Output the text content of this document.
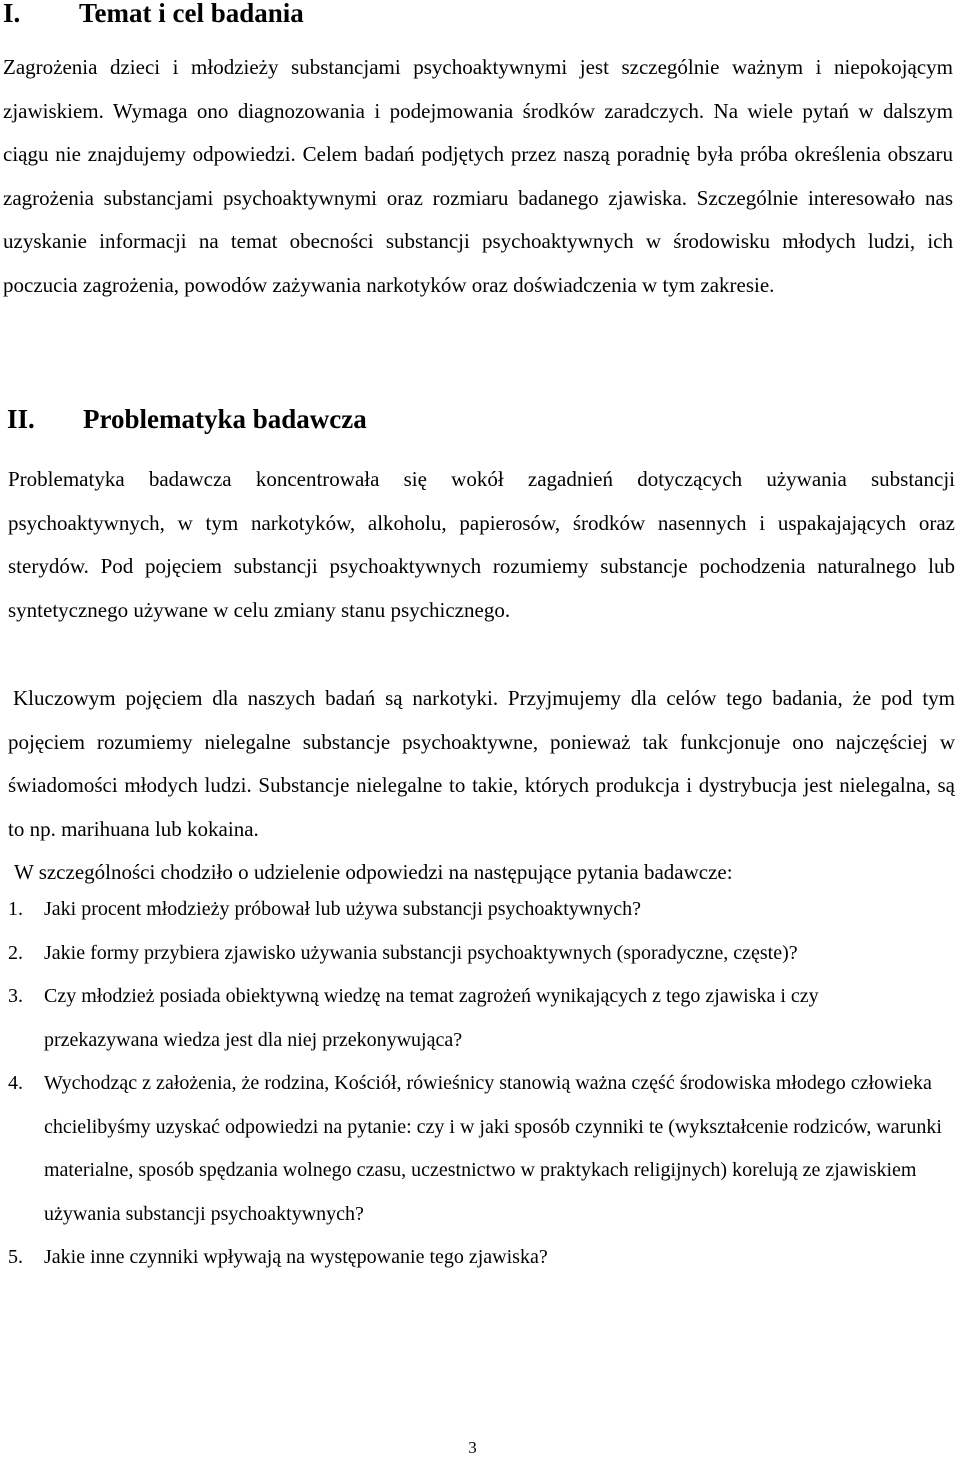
I. Temat i cel badania

Zagrożenia dzieci i młodzieży substancjami psychoaktywnymi jest szczególnie ważnym i niepokojącym zjawiskiem. Wymaga ono diagnozowania i podejmowania środków zaradczych. Na wiele pytań w dalszym ciągu nie znajdujemy odpowiedzi. Celem badań podjętych przez naszą poradnię była próba określenia obszaru zagrożenia substancjami psychoaktywnymi oraz rozmiaru badanego zjawiska. Szczególnie interesowało nas uzyskanie informacji na temat obecności substancji psychoaktywnych w środowisku młodych ludzi, ich poczucia zagrożenia, powodów zażywania narkotyków oraz doświadczenia w tym zakresie.

II. Problematyka badawcza

Problematyka badawcza koncentrowała się wokół zagadnień dotyczących używania substancji psychoaktywnych, w tym narkotyków, alkoholu, papierosów, środków nasennych i uspakajających oraz sterydów. Pod pojęciem substancji psychoaktywnych rozumiemy substancje pochodzenia naturalnego lub syntetycznego używane w celu zmiany stanu psychicznego.

Kluczowym pojęciem dla naszych badań są narkotyki. Przyjmujemy dla celów tego badania, że pod tym pojęciem rozumiemy nielegalne substancje psychoaktywne, ponieważ tak funkcjonuje ono najczęściej w świadomości młodych ludzi. Substancje nielegalne to takie, których produkcja i dystrybucja jest nielegalna, są to np. marihuana lub kokaina.

W szczególności chodziło o udzielenie odpowiedzi na następujące pytania badawcze:
1. Jaki procent młodzieży próbował lub używa substancji psychoaktywnych?
2. Jakie formy przybiera zjawisko używania substancji psychoaktywnych (sporadyczne, częste)?
3. Czy młodzież posiada obiektywną wiedzę na temat zagrożeń wynikających z tego zjawiska i czy przekazywana wiedza jest dla niej przekonywująca?
4. Wychodząc z założenia, że rodzina, Kościół, rówieśnicy stanowią ważna część środowiska młodego człowieka chcielibyśmy uzyskać odpowiedzi na pytanie: czy i w jaki sposób czynniki te (wykształcenie rodziców, warunki materialne, sposób spędzania wolnego czasu, uczestnictwo w praktykach religijnych) korelują ze zjawiskiem używania substancji psychoaktywnych?
5. Jakie inne czynniki wpływają na występowanie tego zjawiska?
3
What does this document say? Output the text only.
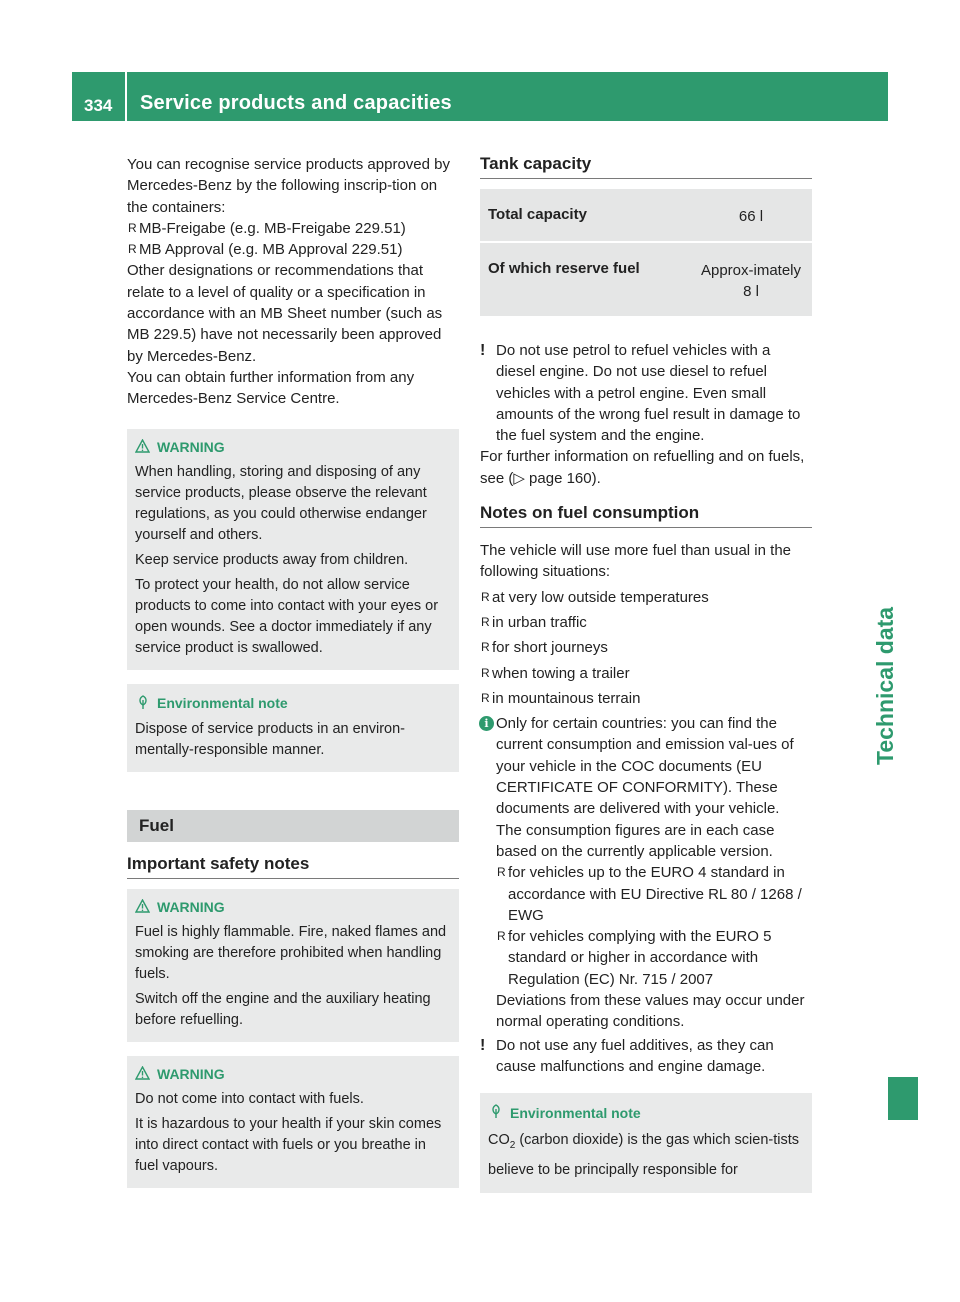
334	Service products and capacities
Technical data

You can recognise service products approved by Mercedes-Benz by the following inscrip-tion on the containers:

R MB-Freigabe (e.g. MB-Freigabe 229.51)
R MB Approval (e.g. MB Approval 229.51)

Other designations or recommendations that relate to a level of quality or a specification in accordance with an MB Sheet number (such as MB 229.5) have not necessarily been approved by Mercedes-Benz.

You can obtain further information from any Mercedes-Benz Service Centre.

WARNING

When handling, storing and disposing of any service products, please observe the relevant regulations, as you could otherwise endanger yourself and others.

Keep service products away from children.

To protect your health, do not allow service products to come into contact with your eyes or open wounds. See a doctor immediately if any service product is swallowed.

Environmental note

Dispose of service products in an environ-mentally-responsible manner.

Fuel
Important safety notes
WARNING

Fuel is highly flammable. Fire, naked flames and smoking are therefore prohibited when handling fuels.

Switch off the engine and the auxiliary heating before refuelling.

WARNING

Do not come into contact with fuels.

It is hazardous to your health if your skin comes into direct contact with fuels or you breathe in fuel vapours.

Tank capacity
Total capacity	66 l
Of which reserve fuel	Approx-imately 8 l
! Do not use petrol to refuel vehicles with a diesel engine. Do not use diesel to refuel vehicles with a petrol engine. Even small amounts of the wrong fuel result in damage to the fuel system and the engine.

For further information on refuelling and on fuels, see (▷ page 160).

Notes on fuel consumption

The vehicle will use more fuel than usual in the following situations:

R at very low outside temperatures
R in urban traffic
R for short journeys
R when towing a trailer
R in mountainous terrain
i Only for certain countries: you can find the current consumption and emission val-ues of your vehicle in the COC documents (EU CERTIFICATE OF CONFORMITY). These documents are delivered with your vehicle.

The consumption figures are in each case based on the currently applicable version.

R for vehicles up to the EURO 4 standard in accordance with EU Directive RL 80 / 1268 / EWG
R for vehicles complying with the EURO 5 standard or higher in accordance with Regulation (EC) Nr. 715 / 2007

Deviations from these values may occur under normal operating conditions.

! Do not use any fuel additives, as they can cause malfunctions and engine damage.
Environmental note

$CO_2$ (carbon dioxide) is the gas which scien-tists believe to be principally responsible for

=====

## TASK GOAL
Reproduce every line precisely as given, omitting all pictures.

## EXERCISE ANSWER
Output the text content of this document.
I. Temat i cel badania

Zagrożenia dzieci i młodzieży substancjami psychoaktywnymi jest szczególnie ważnym i niepokojącym zjawiskiem. Wymaga ono diagnozowania i podejmowania środków zaradczych. Na wiele pytań w dalszym ciągu nie znajdujemy odpowiedzi. Celem badań podjętych przez naszą poradnię była próba określenia obszaru zagrożenia substancjami psychoaktywnymi oraz rozmiaru badanego zjawiska. Szczególnie interesowało nas uzyskanie informacji na temat obecności substancji psychoaktywnych w środowisku młodych ludzi, ich poczucia zagrożenia, powodów zażywania narkotyków oraz doświadczenia w tym zakresie.

II. Problematyka badawcza

Problematyka badawcza koncentrowała się wokół zagadnień dotyczących używania substancji psychoaktywnych, w tym narkotyków, alkoholu, papierosów, środków nasennych i uspakajających oraz sterydów. Pod pojęciem substancji psychoaktywnych rozumiemy substancje pochodzenia naturalnego lub syntetycznego używane w celu zmiany stanu psychicznego.

Kluczowym pojęciem dla naszych badań są narkotyki. Przyjmujemy dla celów tego badania, że pod tym pojęciem rozumiemy nielegalne substancje psychoaktywne, ponieważ tak funkcjonuje ono najczęściej w świadomości młodych ludzi. Substancje nielegalne to takie, których produkcja i dystrybucja jest nielegalna, są to np. marihuana lub kokaina.

W szczególności chodziło o udzielenie odpowiedzi na następujące pytania badawcze:
1. Jaki procent młodzieży próbował lub używa substancji psychoaktywnych?
2. Jakie formy przybiera zjawisko używania substancji psychoaktywnych (sporadyczne, częste)?
3. Czy młodzież posiada obiektywną wiedzę na temat zagrożeń wynikających z tego zjawiska i czy przekazywana wiedza jest dla niej przekonywująca?
4. Wychodząc z założenia, że rodzina, Kościół, rówieśnicy stanowią ważna część środowiska młodego człowieka chcielibyśmy uzyskać odpowiedzi na pytanie: czy i w jaki sposób czynniki te (wykształcenie rodziców, warunki materialne, sposób spędzania wolnego czasu, uczestnictwo w praktykach religijnych) korelują ze zjawiskiem używania substancji psychoaktywnych?
5. Jakie inne czynniki wpływają na występowanie tego zjawiska?
3
What does this document say? Output the text only.
334	Service products and capacities
Technical data

You can recognise service products approved by Mercedes-Benz by the following inscrip-tion on the containers:

R MB-Freigabe (e.g. MB-Freigabe 229.51)
R MB Approval (e.g. MB Approval 229.51)

Other designations or recommendations that relate to a level of quality or a specification in accordance with an MB Sheet number (such as MB 229.5) have not necessarily been approved by Mercedes-Benz.

You can obtain further information from any Mercedes-Benz Service Centre.

WARNING

When handling, storing and disposing of any service products, please observe the relevant regulations, as you could otherwise endanger yourself and others.

Keep service products away from children.

To protect your health, do not allow service products to come into contact with your eyes or open wounds. See a doctor immediately if any service product is swallowed.

Environmental note

Dispose of service products in an environ-mentally-responsible manner.

Fuel
Important safety notes
WARNING

Fuel is highly flammable. Fire, naked flames and smoking are therefore prohibited when handling fuels.

Switch off the engine and the auxiliary heating before refuelling.

WARNING

Do not come into contact with fuels.

It is hazardous to your health if your skin comes into direct contact with fuels or you breathe in fuel vapours.

Tank capacity
Total capacity	66 l
Of which reserve fuel	Approx-imately 8 l
! Do not use petrol to refuel vehicles with a diesel engine. Do not use diesel to refuel vehicles with a petrol engine. Even small amounts of the wrong fuel result in damage to the fuel system and the engine.

For further information on refuelling and on fuels, see (▷ page 160).

Notes on fuel consumption

The vehicle will use more fuel than usual in the following situations:

R at very low outside temperatures
R in urban traffic
R for short journeys
R when towing a trailer
R in mountainous terrain
i Only for certain countries: you can find the current consumption and emission val-ues of your vehicle in the COC documents (EU CERTIFICATE OF CONFORMITY). These documents are delivered with your vehicle.

The consumption figures are in each case based on the currently applicable version.

R for vehicles up to the EURO 4 standard in accordance with EU Directive RL 80 / 1268 / EWG
R for vehicles complying with the EURO 5 standard or higher in accordance with Regulation (EC) Nr. 715 / 2007

Deviations from these values may occur under normal operating conditions.

! Do not use any fuel additives, as they can cause malfunctions and engine damage.
Environmental note

$CO_2$ (carbon dioxide) is the gas which scien-tists believe to be principally responsible for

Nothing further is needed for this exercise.